● GIVEN RECORDS:
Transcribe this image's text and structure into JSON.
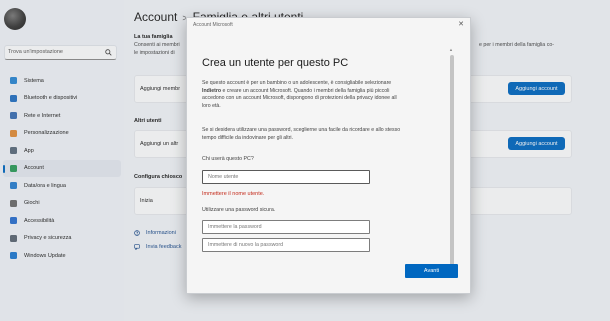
{
  "sidebar": {
    "search_placeholder": "Trova un'impostazione",
    "items": [
      {
        "label": "Sistema",
        "icon": "monitor-icon",
        "color": "#2b87d3"
      },
      {
        "label": "Bluetooth e dispositivi",
        "icon": "bluetooth-icon",
        "color": "#2470c2"
      },
      {
        "label": "Rete e Internet",
        "icon": "wifi-icon",
        "color": "#3b6fb3"
      },
      {
        "label": "Personalizzazione",
        "icon": "brush-icon",
        "color": "#e08c3a"
      },
      {
        "label": "App",
        "icon": "apps-icon",
        "color": "#5b6b7d"
      },
      {
        "label": "Account",
        "icon": "person-icon",
        "color": "#2d9b5a",
        "active": true
      },
      {
        "label": "Data/ora e lingua",
        "icon": "globe-clock-icon",
        "color": "#2a7fd0"
      },
      {
        "label": "Giochi",
        "icon": "controller-icon",
        "color": "#6b6b6b"
      },
      {
        "label": "Accessibilità",
        "icon": "accessibility-icon",
        "color": "#2a6fcf"
      },
      {
        "label": "Privacy e sicurezza",
        "icon": "shield-icon",
        "color": "#5b6673"
      },
      {
        "label": "Windows Update",
        "icon": "update-icon",
        "color": "#1f79d1"
      }
    ]
  },
  "main": {
    "breadcrumb_parent": "Account",
    "breadcrumb_separator": ">",
    "breadcrumb_current": "Famiglia e altri utenti",
    "family_title": "La tua famiglia",
    "family_desc_1": "Consenti ai membri",
    "family_desc_2": "le impostazioni di",
    "family_desc_right": "e per i membri della famiglia co-",
    "add_member_label": "Aggiungi membr",
    "add_account_label": "Aggiungi account",
    "others_title": "Altri utenti",
    "add_other_label": "Aggiungi un altr",
    "kiosk_title": "Configura chiosco",
    "kiosk_label": "Inizia",
    "info_link": "Informazioni",
    "feedback_link": "Invia feedback"
  },
  "dialog": {
    "window_title": "Account Microsoft",
    "close_label": "✕",
    "heading": "Crea un utente per questo PC",
    "para1_lines": [
      "Se questo account è per un bambino o un adolescente, è consigliabile selezionare",
      "Indietro e creare un account Microsoft. Quando i membri della famiglia più piccoli",
      "accedono con un account Microsoft, dispongono di protezioni della privacy idonee all",
      "loro età."
    ],
    "para1_bold_word": "Indietro",
    "para2_lines": [
      "Se si desidera utilizzare una password, sceglierne una facile da ricordare e allo stesso",
      "tempo difficile da indovinare per gli altri."
    ],
    "who_label": "Chi userà questo PC?",
    "username_placeholder": "Nome utente",
    "error_text": "Immettere il nome utente.",
    "password_label": "Utilizzare una password sicura.",
    "password_placeholder": "Immettere la password",
    "password_repeat_placeholder": "Immettere di nuovo la password",
    "next_button": "Avanti"
  },
  "colors": {
    "accent": "#0067c0",
    "error": "#c42b1c"
  }
}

● PROMPT: Your task is to return the entries above exactly, with no pictures.

● RESPONSE:
Transcribe this image's text and structure into JSON.
{
  "sidebar": {
    "search_placeholder": "Trova un'impostazione",
    "items": [
      {
        "label": "Sistema",
        "icon": "monitor-icon",
        "color": "#2b87d3"
      },
      {
        "label": "Bluetooth e dispositivi",
        "icon": "bluetooth-icon",
        "color": "#2470c2"
      },
      {
        "label": "Rete e Internet",
        "icon": "wifi-icon",
        "color": "#3b6fb3"
      },
      {
        "label": "Personalizzazione",
        "icon": "brush-icon",
        "color": "#e08c3a"
      },
      {
        "label": "App",
        "icon": "apps-icon",
        "color": "#5b6b7d"
      },
      {
        "label": "Account",
        "icon": "person-icon",
        "color": "#2d9b5a",
        "active": true
      },
      {
        "label": "Data/ora e lingua",
        "icon": "globe-clock-icon",
        "color": "#2a7fd0"
      },
      {
        "label": "Giochi",
        "icon": "controller-icon",
        "color": "#6b6b6b"
      },
      {
        "label": "Accessibilità",
        "icon": "accessibility-icon",
        "color": "#2a6fcf"
      },
      {
        "label": "Privacy e sicurezza",
        "icon": "shield-icon",
        "color": "#5b6673"
      },
      {
        "label": "Windows Update",
        "icon": "update-icon",
        "color": "#1f79d1"
      }
    ]
  },
  "main": {
    "breadcrumb_parent": "Account",
    "breadcrumb_separator": ">",
    "breadcrumb_current": "Famiglia e altri utenti",
    "family_title": "La tua famiglia",
    "family_desc_1": "Consenti ai membri",
    "family_desc_2": "le impostazioni di",
    "family_desc_right": "e per i membri della famiglia co-",
    "add_member_label": "Aggiungi membr",
    "add_account_label": "Aggiungi account",
    "others_title": "Altri utenti",
    "add_other_label": "Aggiungi un altr",
    "kiosk_title": "Configura chiosco",
    "kiosk_label": "Inizia",
    "info_link": "Informazioni",
    "feedback_link": "Invia feedback"
  },
  "dialog": {
    "window_title": "Account Microsoft",
    "close_label": "✕",
    "heading": "Crea un utente per questo PC",
    "para1_lines": [
      "Se questo account è per un bambino o un adolescente, è consigliabile selezionare",
      "Indietro e creare un account Microsoft. Quando i membri della famiglia più piccoli",
      "accedono con un account Microsoft, dispongono di protezioni della privacy idonee all",
      "loro età."
    ],
    "para1_bold_word": "Indietro",
    "para2_lines": [
      "Se si desidera utilizzare una password, sceglierne una facile da ricordare e allo stesso",
      "tempo difficile da indovinare per gli altri."
    ],
    "who_label": "Chi userà questo PC?",
    "username_placeholder": "Nome utente",
    "error_text": "Immettere il nome utente.",
    "password_label": "Utilizzare una password sicura.",
    "password_placeholder": "Immettere la password",
    "password_repeat_placeholder": "Immettere di nuovo la password",
    "next_button": "Avanti"
  },
  "colors": {
    "accent": "#0067c0",
    "error": "#c42b1c"
  }
}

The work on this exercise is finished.